• **Exercise instructions**
Lines containing the string "frac" are to be counted. Write only how many there are.

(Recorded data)
****

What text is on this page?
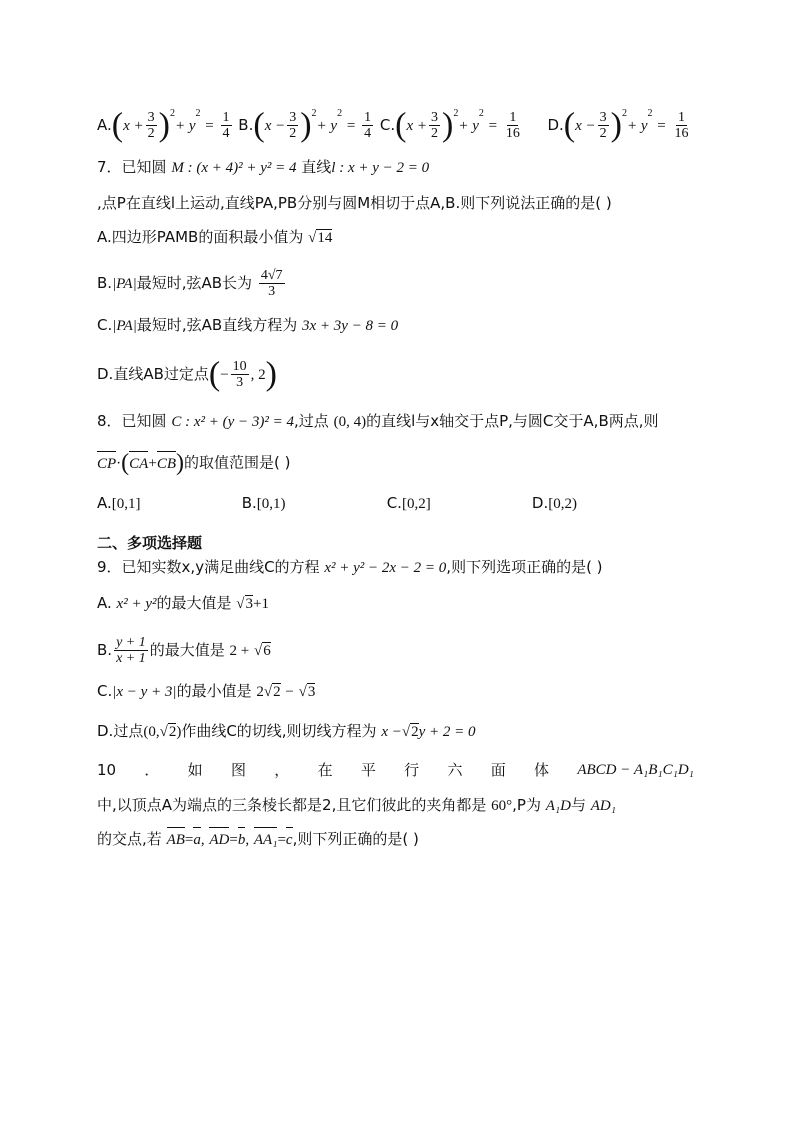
$A.(x + \frac{3}{2} )^2+ y^2 = \frac{1}{4} B.(x - \frac{3}{2} )^2+ y^2 = \frac{1}{4} C.(x + \frac{3}{2} )^2+ y^2 = \frac{1}{16} D.(x - \frac{3}{2} )^2+ y^2 = \frac{1}{16}$
7．已知圆 M : (x + 4)² + y² = 4 直线l : x + y − 2 = 0
,点P在直线l上运动,直线PA,PB分别与圆M相切于点A,B.则下列说法正确的是( )
A.四边形PAMB的面积最小值为 √14
B.|PA|最短时,弦AB长为 $\frac{4√7}{3}$
C.|PA|最短时,弦AB直线方程为 3x + 3y − 8 = 0
D.直线AB过定点(− $\frac{10}{3}$ , 2)
8．已知圆 C : x² + (y − 3)² = 4,过点 (0, 4)的直线l与x轴交于点P,与圆C交于A,B两点,则
CP·(CA+CB)的取值范围是( )
A.[0,1]	B.[0,1)	C.[0,2]	D.[0,2)
二、多项选择题
9．已知实数x,y满足曲线C的方程 x² + y² − 2x − 2 = 0,则下列选项正确的是( )
A. x² + y²的最大值是 √3+1
B. $\frac{y + 1}{x + 1}$ 的最大值是 2 + √6
C.|x − y + 3|的最小值是 2√2 − √3
D.过点(0,√2)作曲线C的切线,则切线方程为 x −√2y + 2 = 0
10 ． 如 图 ， 在 平 行 六 面 体 ABCD − A₁B₁C₁D₁
中,以顶点A为端点的三条棱长都是2,且它们彼此的夹角都是 60°,P为 A₁D与 AD₁
的交点,若 AB=a, AD=b, AA₁=c,则下列正确的是( )
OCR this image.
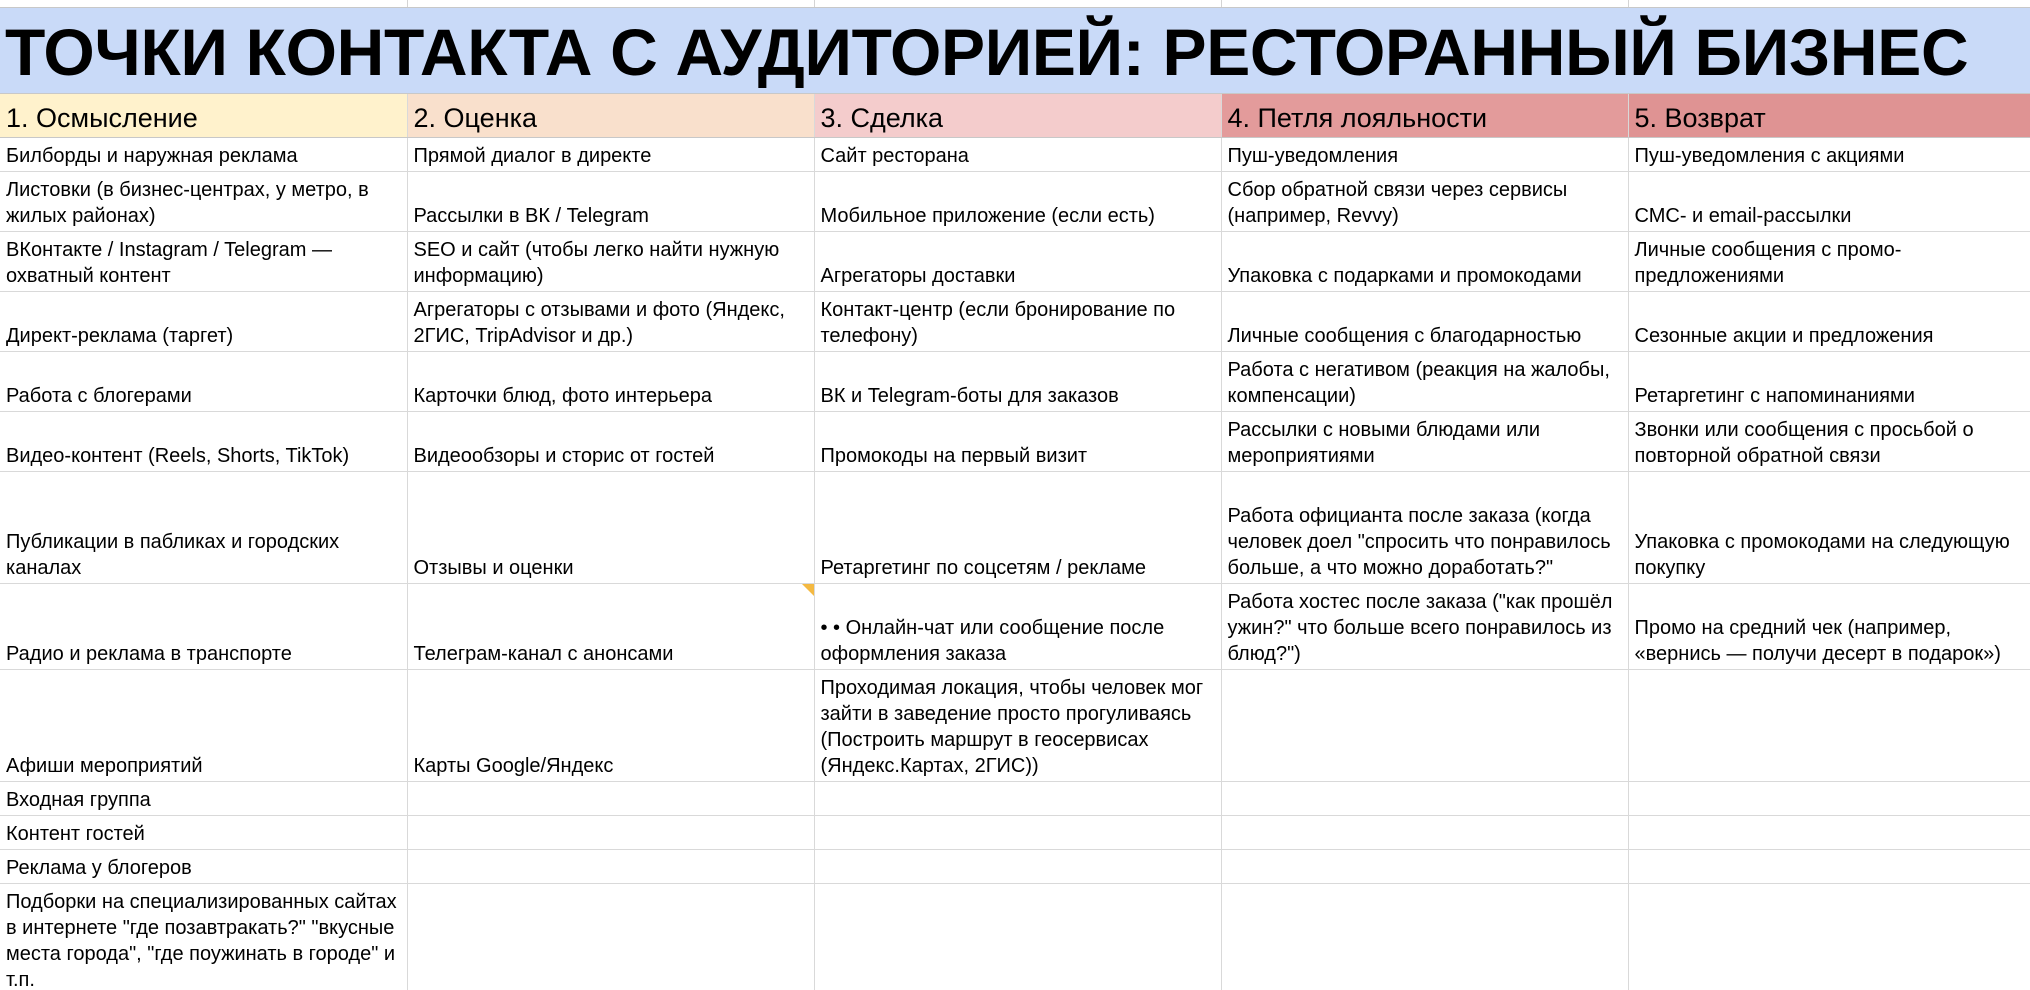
ТОЧКИ КОНТАКТА С АУДИТОРИЕЙ: РЕСТОРАННЫЙ БИЗНЕС
1. Осмысление	2. Оценка	3. Сделка	4. Петля лояльности	5. Возврат
Билборды и наружная реклама	Прямой диалог в директе	Сайт ресторана	Пуш-уведомления	Пуш-уведомления с акциями
Листовки (в бизнес-центрах, у метро, в жилых районах)	Рассылки в ВК / Telegram	Мобильное приложение (если есть)	Сбор обратной связи через сервисы (например, Revvy)	СМС- и email-рассылки
ВКонтакте / Instagram / Telegram — охватный контент	SEO и сайт (чтобы легко найти нужную информацию)	Агрегаторы доставки	Упаковка с подарками и промокодами	Личные сообщения с промо-предложениями
Директ-реклама (таргет)	Агрегаторы с отзывами и фото (Яндекс, 2ГИС, TripAdvisor и др.)	Контакт-центр (если бронирование по телефону)	Личные сообщения с благодарностью	Сезонные акции и предложения
Работа с блогерами	Карточки блюд, фото интерьера	ВК и Telegram-боты для заказов	Работа с негативом (реакция на жалобы, компенсации)	Ретаргетинг с напоминаниями
Видео-контент (Reels, Shorts, TikTok)	Видеообзоры и сторис от гостей	Промокоды на первый визит	Рассылки с новыми блюдами или мероприятиями	Звонки или сообщения с просьбой о повторной обратной связи
Публикации в пабликах и городских каналах	Отзывы и оценки	Ретаргетинг по соцсетям / рекламе	Работа официанта после заказа (когда человек доел "спросить что понравилось больше, а что можно доработать?"	Упаковка с промокодами на следующую покупку
Радио и реклама в транспорте	Телеграм-канал с анонсами	• • Онлайн-чат или сообщение после оформления заказа	Работа хостес после заказа ("как прошёл ужин?" что больше всего понравилось из блюд?")	Промо на средний чек (например, «вернись — получи десерт в подарок»)
Афиши мероприятий	Карты Google/Яндекс	Проходимая локация, чтобы человек мог зайти в заведение просто прогуливаясь (Построить маршрут в геосервисах (Яндекс.Картах, 2ГИС))		
Входная группа				
Контент гостей				
Реклама у блогеров				
Подборки на специализированных сайтах в интернете "где позавтракать?" "вкусные места города", "где поужинать в городе" и т.п.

****

• **The completed task**
4